**WORK INSTRUCTIONS**. Copy every line of the data in which the word "кольцо" occurs.

**MATERIAL FOR THE TASK**.
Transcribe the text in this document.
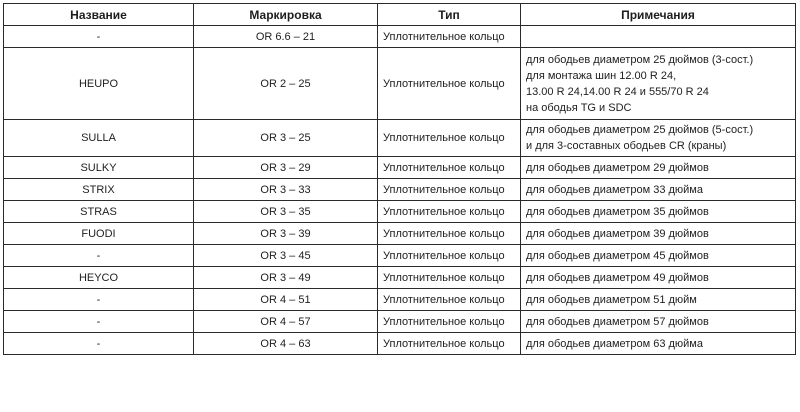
Название	Маркировка	Тип	Примечания
-	OR 6.6 – 21	Уплотнительное кольцо	
HEUPO	OR 2 – 25	Уплотнительное кольцо	для ободьев диаметром 25 дюймов (3-сост.)
для монтажа шин 12.00 R 24,
13.00 R 24,14.00 R 24 и 555/70 R 24
на ободья TG и SDC

SULLA	OR 3 – 25	Уплотнительное кольцо	для ободьев диаметром 25 дюймов (5-сост.)
и для 3-составных ободьев CR (краны)

SULKY	OR 3 – 29	Уплотнительное кольцо	для ободьев диаметром 29 дюймов
STRIX	OR 3 – 33	Уплотнительное кольцо	для ободьев диаметром 33 дюйма
STRAS	OR 3 – 35	Уплотнительное кольцо	для ободьев диаметром 35 дюймов
FUODI	OR 3 – 39	Уплотнительное кольцо	для ободьев диаметром 39 дюймов
-	OR 3 – 45	Уплотнительное кольцо	для ободьев диаметром 45 дюймов
HEYCO	OR 3 – 49	Уплотнительное кольцо	для ободьев диаметром 49 дюймов
-	OR 4 – 51	Уплотнительное кольцо	для ободьев диаметром 51 дюйм
-	OR 4 – 57	Уплотнительное кольцо	для ободьев диаметром 57 дюймов
-	OR 4 – 63	Уплотнительное кольцо	для ободьев диаметром 63 дюйма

**FINISHED EXERCISE**.
-	OR 6.6 – 21	Уплотнительное кольцо	
HEUPO	OR 2 – 25	Уплотнительное кольцо	для ободьев диаметром 25 дюймов (3-сост.)
SULLA	OR 3 – 25	Уплотнительное кольцо	для ободьев диаметром 25 дюймов (5-сост.)
SULKY	OR 3 – 29	Уплотнительное кольцо	для ободьев диаметром 29 дюймов
STRIX	OR 3 – 33	Уплотнительное кольцо	для ободьев диаметром 33 дюйма
STRAS	OR 3 – 35	Уплотнительное кольцо	для ободьев диаметром 35 дюймов
FUODI	OR 3 – 39	Уплотнительное кольцо	для ободьев диаметром 39 дюймов
-	OR 3 – 45	Уплотнительное кольцо	для ободьев диаметром 45 дюймов
HEYCO	OR 3 – 49	Уплотнительное кольцо	для ободьев диаметром 49 дюймов
-	OR 4 – 51	Уплотнительное кольцо	для ободьев диаметром 51 дюйм
-	OR 4 – 57	Уплотнительное кольцо	для ободьев диаметром 57 дюймов
-	OR 4 – 63	Уплотнительное кольцо	для ободьев диаметром 63 дюйма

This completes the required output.